----- 頁面節選 -----

村稅費改革與“黃宗羲定律”
發布時間:2003-07-05
來源:中國食用菌商務網
一、農村稅費改革概述
在人民公社時期,生產隊按年收益不超過3%的比例向公社上交管理費。20世紀80年代初,在實行家庭聯產承包責任制后,農民除按土地上交訂購糧外,基本上沒有社會負擔,但由于農村道路等公共事業無力開展,一些地方和部門開始向農民收費。到80年代中期,農民負擔問題成為農村熱點和難點問題。1985年10月,中共中央、國務院發出《關于制止向農民亂派款亂收費的通知》,要求各地切實減輕農民負擔,嚴加控制"集資"、"贊助"、"捐獻"活動,不準攤派指標。1991年12月,國務院發布了《農民承擔費用和勞務管理條例》,明確規定農民承擔費用和勞務的限額比例,村提留、鄉統籌不得超過上年人均收入的5%,這是大包干后第一次以法規形式確立農戶與鄉村集體經濟組織間的利益關系。雖然黨中央、國務院幾乎每年都就減輕農民負擔問題提出要求,各種監管措施越來越嚴格,但農民負擔沉重的問題仍然是影響農村經濟健康運行和農村穩定的一個頑癥,一些地方因此出現農民上訪,甚至釀出惡性事件。

-----

任務列表 ->
a – 根據頁面節選,1991年12月國務院發布的條例規定村提留、鄉統籌不得超過多少?
b – 頁面節選中的「到80年代中期,農民負擔問題成為農村熱點和難點問題。」一句,譯成英文該怎麼說?
c – 請逐字照錄頁面節選中的一段:從含有“發布時間:2003-07-05”的字句開始,到“農民上訪,甚至釀出惡性事件。”為止。

----- 材料 -----

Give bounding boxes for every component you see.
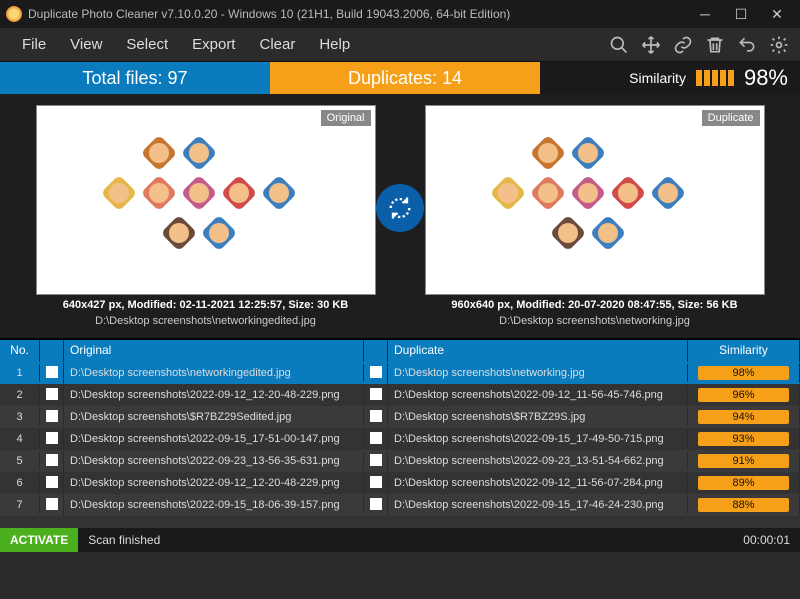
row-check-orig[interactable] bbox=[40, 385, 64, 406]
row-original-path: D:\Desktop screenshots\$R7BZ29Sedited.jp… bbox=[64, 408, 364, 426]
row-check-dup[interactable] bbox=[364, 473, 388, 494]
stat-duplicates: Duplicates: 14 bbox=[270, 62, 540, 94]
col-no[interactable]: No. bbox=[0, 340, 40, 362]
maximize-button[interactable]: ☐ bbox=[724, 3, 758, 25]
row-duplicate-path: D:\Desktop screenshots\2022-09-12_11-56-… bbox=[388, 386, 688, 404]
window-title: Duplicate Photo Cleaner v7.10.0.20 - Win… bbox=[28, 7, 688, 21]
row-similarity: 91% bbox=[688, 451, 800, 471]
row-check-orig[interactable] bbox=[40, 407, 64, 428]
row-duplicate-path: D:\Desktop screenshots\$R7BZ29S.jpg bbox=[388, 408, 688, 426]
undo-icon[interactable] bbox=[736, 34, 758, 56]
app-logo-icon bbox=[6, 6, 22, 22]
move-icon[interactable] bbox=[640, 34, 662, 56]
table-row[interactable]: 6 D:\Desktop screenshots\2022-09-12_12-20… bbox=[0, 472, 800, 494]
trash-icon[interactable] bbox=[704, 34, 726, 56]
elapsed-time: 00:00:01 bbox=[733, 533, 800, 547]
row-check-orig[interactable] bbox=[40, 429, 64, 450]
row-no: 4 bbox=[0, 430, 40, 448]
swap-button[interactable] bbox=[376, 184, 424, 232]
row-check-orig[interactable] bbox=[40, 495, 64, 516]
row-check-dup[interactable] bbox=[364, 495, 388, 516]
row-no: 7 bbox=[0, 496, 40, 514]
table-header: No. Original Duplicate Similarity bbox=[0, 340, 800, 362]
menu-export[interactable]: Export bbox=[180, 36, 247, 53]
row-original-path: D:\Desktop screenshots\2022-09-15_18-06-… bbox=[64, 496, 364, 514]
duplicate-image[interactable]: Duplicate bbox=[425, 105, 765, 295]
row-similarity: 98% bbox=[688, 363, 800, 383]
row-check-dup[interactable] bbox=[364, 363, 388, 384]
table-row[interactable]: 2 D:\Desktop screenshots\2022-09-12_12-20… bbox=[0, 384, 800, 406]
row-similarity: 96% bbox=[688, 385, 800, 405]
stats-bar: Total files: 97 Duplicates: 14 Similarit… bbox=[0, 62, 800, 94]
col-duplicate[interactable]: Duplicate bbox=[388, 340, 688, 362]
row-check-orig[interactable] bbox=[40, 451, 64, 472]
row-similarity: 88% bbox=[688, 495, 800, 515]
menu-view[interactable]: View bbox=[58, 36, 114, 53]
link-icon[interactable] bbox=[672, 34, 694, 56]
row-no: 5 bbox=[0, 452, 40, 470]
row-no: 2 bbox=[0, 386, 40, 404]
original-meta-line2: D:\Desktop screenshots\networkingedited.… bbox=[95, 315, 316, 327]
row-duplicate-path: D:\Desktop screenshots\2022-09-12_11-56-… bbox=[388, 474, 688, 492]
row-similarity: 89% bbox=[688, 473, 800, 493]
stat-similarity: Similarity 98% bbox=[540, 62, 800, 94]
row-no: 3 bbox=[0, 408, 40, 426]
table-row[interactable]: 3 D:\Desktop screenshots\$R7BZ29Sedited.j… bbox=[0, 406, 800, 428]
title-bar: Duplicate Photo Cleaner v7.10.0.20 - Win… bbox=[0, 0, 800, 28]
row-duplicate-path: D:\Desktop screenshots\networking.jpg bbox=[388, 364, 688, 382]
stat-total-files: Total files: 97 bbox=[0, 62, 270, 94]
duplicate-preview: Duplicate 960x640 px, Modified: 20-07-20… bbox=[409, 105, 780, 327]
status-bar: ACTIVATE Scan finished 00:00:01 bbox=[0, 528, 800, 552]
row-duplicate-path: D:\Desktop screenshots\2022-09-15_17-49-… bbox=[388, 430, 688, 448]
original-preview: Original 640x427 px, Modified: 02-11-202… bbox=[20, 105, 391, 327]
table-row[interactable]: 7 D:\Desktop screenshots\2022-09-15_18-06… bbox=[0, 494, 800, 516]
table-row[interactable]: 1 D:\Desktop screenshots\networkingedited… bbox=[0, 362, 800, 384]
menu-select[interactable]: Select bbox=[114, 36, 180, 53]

-----

參考答案 ->
a – 不得超過上年人均收入的5%。

b – By the mid-1980s, the burden on farmers had become a hot and difficult issue in rural areas.

c –
發布時間:2003-07-05
來源:中國食用菌商務網
一、農村稅費改革概述
在人民公社時期,生產隊按年收益不超過3%的比例向公社上交管理費。20世紀80年代初,在實行家庭聯產承包責任制后,農民除按土地上交訂購糧外,基本上沒有社會負擔,但由于農村道路等公共事業無力開展,一些地方和部門開始向農民收費。到80年代中期,農民負擔問題成為農村熱點和難點問題。1985年10月,中共中央、國務院發出《關于制止向農民亂派款亂收費的通知》,要求各地切實減輕農民負擔,嚴加控制"集資"、"贊助"、"捐獻"活動,不準攤派指標。1991年12月,國務院發布了《農民承擔費用和勞務管理條例》,明確規定農民承擔費用和勞務的限額比例,村提留、鄉統籌不得超過上年人均收入的5%,這是大包干后第一次以法規形式確立農戶與鄉村集體經濟組織間的利益關系。雖然黨中央、國務院幾乎每年都就減輕農民負擔問題提出要求,各種監管措施越來越嚴格,但農民負擔沉重的問題仍然是影響農村經濟健康運行和農村穩定的一個頑癥,一些地方因此出現農民上訪,甚至釀出惡性事件。